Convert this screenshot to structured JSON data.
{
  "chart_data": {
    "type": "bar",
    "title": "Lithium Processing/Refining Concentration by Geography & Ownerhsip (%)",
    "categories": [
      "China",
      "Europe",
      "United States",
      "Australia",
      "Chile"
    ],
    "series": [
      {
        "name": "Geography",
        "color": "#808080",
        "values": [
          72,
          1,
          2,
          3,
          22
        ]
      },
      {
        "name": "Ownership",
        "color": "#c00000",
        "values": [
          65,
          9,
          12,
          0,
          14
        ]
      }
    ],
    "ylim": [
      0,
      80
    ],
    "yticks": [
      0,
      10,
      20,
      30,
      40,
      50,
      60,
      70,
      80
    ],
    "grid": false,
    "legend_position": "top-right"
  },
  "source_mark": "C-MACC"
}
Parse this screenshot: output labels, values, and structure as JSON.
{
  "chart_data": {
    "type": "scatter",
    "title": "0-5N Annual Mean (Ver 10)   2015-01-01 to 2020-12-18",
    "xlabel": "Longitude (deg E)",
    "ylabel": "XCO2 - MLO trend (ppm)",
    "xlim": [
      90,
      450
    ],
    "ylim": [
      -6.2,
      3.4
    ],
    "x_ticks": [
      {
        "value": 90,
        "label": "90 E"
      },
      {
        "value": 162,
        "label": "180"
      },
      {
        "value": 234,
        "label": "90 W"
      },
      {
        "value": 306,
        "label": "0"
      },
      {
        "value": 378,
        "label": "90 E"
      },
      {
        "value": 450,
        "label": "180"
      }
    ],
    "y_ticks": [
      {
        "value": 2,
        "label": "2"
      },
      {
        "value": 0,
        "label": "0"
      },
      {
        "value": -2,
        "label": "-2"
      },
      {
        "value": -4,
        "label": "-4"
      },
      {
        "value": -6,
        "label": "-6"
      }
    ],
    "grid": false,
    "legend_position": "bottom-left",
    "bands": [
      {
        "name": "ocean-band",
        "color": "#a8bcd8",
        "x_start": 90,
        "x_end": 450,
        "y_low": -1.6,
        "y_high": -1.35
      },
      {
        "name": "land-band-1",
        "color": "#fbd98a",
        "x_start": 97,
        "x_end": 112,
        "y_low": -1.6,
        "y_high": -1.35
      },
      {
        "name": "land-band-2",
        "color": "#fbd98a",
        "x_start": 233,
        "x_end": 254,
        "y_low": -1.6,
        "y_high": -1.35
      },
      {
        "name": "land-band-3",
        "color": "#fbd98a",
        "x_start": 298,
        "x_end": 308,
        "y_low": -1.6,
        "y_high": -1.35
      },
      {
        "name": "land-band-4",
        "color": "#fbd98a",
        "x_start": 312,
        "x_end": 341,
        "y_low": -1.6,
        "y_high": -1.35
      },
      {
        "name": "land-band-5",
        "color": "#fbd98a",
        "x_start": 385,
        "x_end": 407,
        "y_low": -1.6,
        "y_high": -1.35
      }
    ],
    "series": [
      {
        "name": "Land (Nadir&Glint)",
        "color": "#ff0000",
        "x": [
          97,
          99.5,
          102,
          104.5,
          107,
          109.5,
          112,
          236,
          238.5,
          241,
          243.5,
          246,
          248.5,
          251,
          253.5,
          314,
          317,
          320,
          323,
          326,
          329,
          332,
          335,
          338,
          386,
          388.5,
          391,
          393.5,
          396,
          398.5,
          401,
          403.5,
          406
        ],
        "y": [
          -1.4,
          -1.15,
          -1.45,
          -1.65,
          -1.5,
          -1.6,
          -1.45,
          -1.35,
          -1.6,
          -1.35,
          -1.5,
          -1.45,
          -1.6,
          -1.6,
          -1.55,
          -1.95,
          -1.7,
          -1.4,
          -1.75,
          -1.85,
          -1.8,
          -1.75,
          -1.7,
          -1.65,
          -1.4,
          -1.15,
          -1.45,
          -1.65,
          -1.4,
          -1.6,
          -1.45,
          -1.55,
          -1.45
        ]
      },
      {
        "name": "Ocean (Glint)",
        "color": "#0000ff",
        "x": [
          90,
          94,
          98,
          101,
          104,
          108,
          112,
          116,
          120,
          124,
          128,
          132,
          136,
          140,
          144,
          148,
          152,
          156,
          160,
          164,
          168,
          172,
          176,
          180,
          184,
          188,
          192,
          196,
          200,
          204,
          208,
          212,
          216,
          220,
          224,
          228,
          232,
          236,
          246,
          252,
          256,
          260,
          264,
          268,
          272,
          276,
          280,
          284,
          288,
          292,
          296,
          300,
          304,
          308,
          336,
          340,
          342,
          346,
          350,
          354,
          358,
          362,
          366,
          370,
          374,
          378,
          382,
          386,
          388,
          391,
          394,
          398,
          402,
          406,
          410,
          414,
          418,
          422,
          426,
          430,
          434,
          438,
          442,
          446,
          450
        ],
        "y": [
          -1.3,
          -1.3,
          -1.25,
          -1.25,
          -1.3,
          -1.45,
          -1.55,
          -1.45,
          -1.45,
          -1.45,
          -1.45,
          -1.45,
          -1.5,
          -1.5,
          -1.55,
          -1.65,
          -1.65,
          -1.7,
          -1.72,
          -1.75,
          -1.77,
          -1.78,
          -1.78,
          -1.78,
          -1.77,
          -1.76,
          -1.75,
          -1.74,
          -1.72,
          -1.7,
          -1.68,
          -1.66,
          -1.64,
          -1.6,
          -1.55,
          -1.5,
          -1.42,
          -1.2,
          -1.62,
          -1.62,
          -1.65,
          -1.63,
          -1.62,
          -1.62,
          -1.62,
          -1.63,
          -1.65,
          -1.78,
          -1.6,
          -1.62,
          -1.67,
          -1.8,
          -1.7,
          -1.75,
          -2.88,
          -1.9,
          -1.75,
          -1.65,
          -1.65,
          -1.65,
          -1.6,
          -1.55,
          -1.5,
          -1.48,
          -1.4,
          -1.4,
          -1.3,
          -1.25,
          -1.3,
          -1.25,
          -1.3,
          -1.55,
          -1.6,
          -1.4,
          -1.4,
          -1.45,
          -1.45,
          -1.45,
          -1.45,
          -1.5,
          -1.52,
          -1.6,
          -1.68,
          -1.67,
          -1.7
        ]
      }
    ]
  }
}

» WHAT THE TASK REQUIRES
Copy the records above exactly.

» FULL ANSWER
Convert this screenshot to structured JSON data.
{
  "chart_data": {
    "type": "bar",
    "title": "Lithium Processing/Refining Concentration by Geography & Ownerhsip (%)",
    "categories": [
      "China",
      "Europe",
      "United States",
      "Australia",
      "Chile"
    ],
    "series": [
      {
        "name": "Geography",
        "color": "#808080",
        "values": [
          72,
          1,
          2,
          3,
          22
        ]
      },
      {
        "name": "Ownership",
        "color": "#c00000",
        "values": [
          65,
          9,
          12,
          0,
          14
        ]
      }
    ],
    "ylim": [
      0,
      80
    ],
    "yticks": [
      0,
      10,
      20,
      30,
      40,
      50,
      60,
      70,
      80
    ],
    "grid": false,
    "legend_position": "top-right"
  },
  "source_mark": "C-MACC"
}
Parse this screenshot: output labels, values, and structure as JSON.
{
  "chart_data": {
    "type": "scatter",
    "title": "0-5N Annual Mean (Ver 10)   2015-01-01 to 2020-12-18",
    "xlabel": "Longitude (deg E)",
    "ylabel": "XCO2 - MLO trend (ppm)",
    "xlim": [
      90,
      450
    ],
    "ylim": [
      -6.2,
      3.4
    ],
    "x_ticks": [
      {
        "value": 90,
        "label": "90 E"
      },
      {
        "value": 162,
        "label": "180"
      },
      {
        "value": 234,
        "label": "90 W"
      },
      {
        "value": 306,
        "label": "0"
      },
      {
        "value": 378,
        "label": "90 E"
      },
      {
        "value": 450,
        "label": "180"
      }
    ],
    "y_ticks": [
      {
        "value": 2,
        "label": "2"
      },
      {
        "value": 0,
        "label": "0"
      },
      {
        "value": -2,
        "label": "-2"
      },
      {
        "value": -4,
        "label": "-4"
      },
      {
        "value": -6,
        "label": "-6"
      }
    ],
    "grid": false,
    "legend_position": "bottom-left",
    "bands": [
      {
        "name": "ocean-band",
        "color": "#a8bcd8",
        "x_start": 90,
        "x_end": 450,
        "y_low": -1.6,
        "y_high": -1.35
      },
      {
        "name": "land-band-1",
        "color": "#fbd98a",
        "x_start": 97,
        "x_end": 112,
        "y_low": -1.6,
        "y_high": -1.35
      },
      {
        "name": "land-band-2",
        "color": "#fbd98a",
        "x_start": 233,
        "x_end": 254,
        "y_low": -1.6,
        "y_high": -1.35
      },
      {
        "name": "land-band-3",
        "color": "#fbd98a",
        "x_start": 298,
        "x_end": 308,
        "y_low": -1.6,
        "y_high": -1.35
      },
      {
        "name": "land-band-4",
        "color": "#fbd98a",
        "x_start": 312,
        "x_end": 341,
        "y_low": -1.6,
        "y_high": -1.35
      },
      {
        "name": "land-band-5",
        "color": "#fbd98a",
        "x_start": 385,
        "x_end": 407,
        "y_low": -1.6,
        "y_high": -1.35
      }
    ],
    "series": [
      {
        "name": "Land (Nadir&Glint)",
        "color": "#ff0000",
        "x": [
          97,
          99.5,
          102,
          104.5,
          107,
          109.5,
          112,
          236,
          238.5,
          241,
          243.5,
          246,
          248.5,
          251,
          253.5,
          314,
          317,
          320,
          323,
          326,
          329,
          332,
          335,
          338,
          386,
          388.5,
          391,
          393.5,
          396,
          398.5,
          401,
          403.5,
          406
        ],
        "y": [
          -1.4,
          -1.15,
          -1.45,
          -1.65,
          -1.5,
          -1.6,
          -1.45,
          -1.35,
          -1.6,
          -1.35,
          -1.5,
          -1.45,
          -1.6,
          -1.6,
          -1.55,
          -1.95,
          -1.7,
          -1.4,
          -1.75,
          -1.85,
          -1.8,
          -1.75,
          -1.7,
          -1.65,
          -1.4,
          -1.15,
          -1.45,
          -1.65,
          -1.4,
          -1.6,
          -1.45,
          -1.55,
          -1.45
        ]
      },
      {
        "name": "Ocean (Glint)",
        "color": "#0000ff",
        "x": [
          90,
          94,
          98,
          101,
          104,
          108,
          112,
          116,
          120,
          124,
          128,
          132,
          136,
          140,
          144,
          148,
          152,
          156,
          160,
          164,
          168,
          172,
          176,
          180,
          184,
          188,
          192,
          196,
          200,
          204,
          208,
          212,
          216,
          220,
          224,
          228,
          232,
          236,
          246,
          252,
          256,
          260,
          264,
          268,
          272,
          276,
          280,
          284,
          288,
          292,
          296,
          300,
          304,
          308,
          336,
          340,
          342,
          346,
          350,
          354,
          358,
          362,
          366,
          370,
          374,
          378,
          382,
          386,
          388,
          391,
          394,
          398,
          402,
          406,
          410,
          414,
          418,
          422,
          426,
          430,
          434,
          438,
          442,
          446,
          450
        ],
        "y": [
          -1.3,
          -1.3,
          -1.25,
          -1.25,
          -1.3,
          -1.45,
          -1.55,
          -1.45,
          -1.45,
          -1.45,
          -1.45,
          -1.45,
          -1.5,
          -1.5,
          -1.55,
          -1.65,
          -1.65,
          -1.7,
          -1.72,
          -1.75,
          -1.77,
          -1.78,
          -1.78,
          -1.78,
          -1.77,
          -1.76,
          -1.75,
          -1.74,
          -1.72,
          -1.7,
          -1.68,
          -1.66,
          -1.64,
          -1.6,
          -1.55,
          -1.5,
          -1.42,
          -1.2,
          -1.62,
          -1.62,
          -1.65,
          -1.63,
          -1.62,
          -1.62,
          -1.62,
          -1.63,
          -1.65,
          -1.78,
          -1.6,
          -1.62,
          -1.67,
          -1.8,
          -1.7,
          -1.75,
          -2.88,
          -1.9,
          -1.75,
          -1.65,
          -1.65,
          -1.65,
          -1.6,
          -1.55,
          -1.5,
          -1.48,
          -1.4,
          -1.4,
          -1.3,
          -1.25,
          -1.3,
          -1.25,
          -1.3,
          -1.55,
          -1.6,
          -1.4,
          -1.4,
          -1.45,
          -1.45,
          -1.45,
          -1.45,
          -1.5,
          -1.52,
          -1.6,
          -1.68,
          -1.67,
          -1.7
        ]
      }
    ]
  }
}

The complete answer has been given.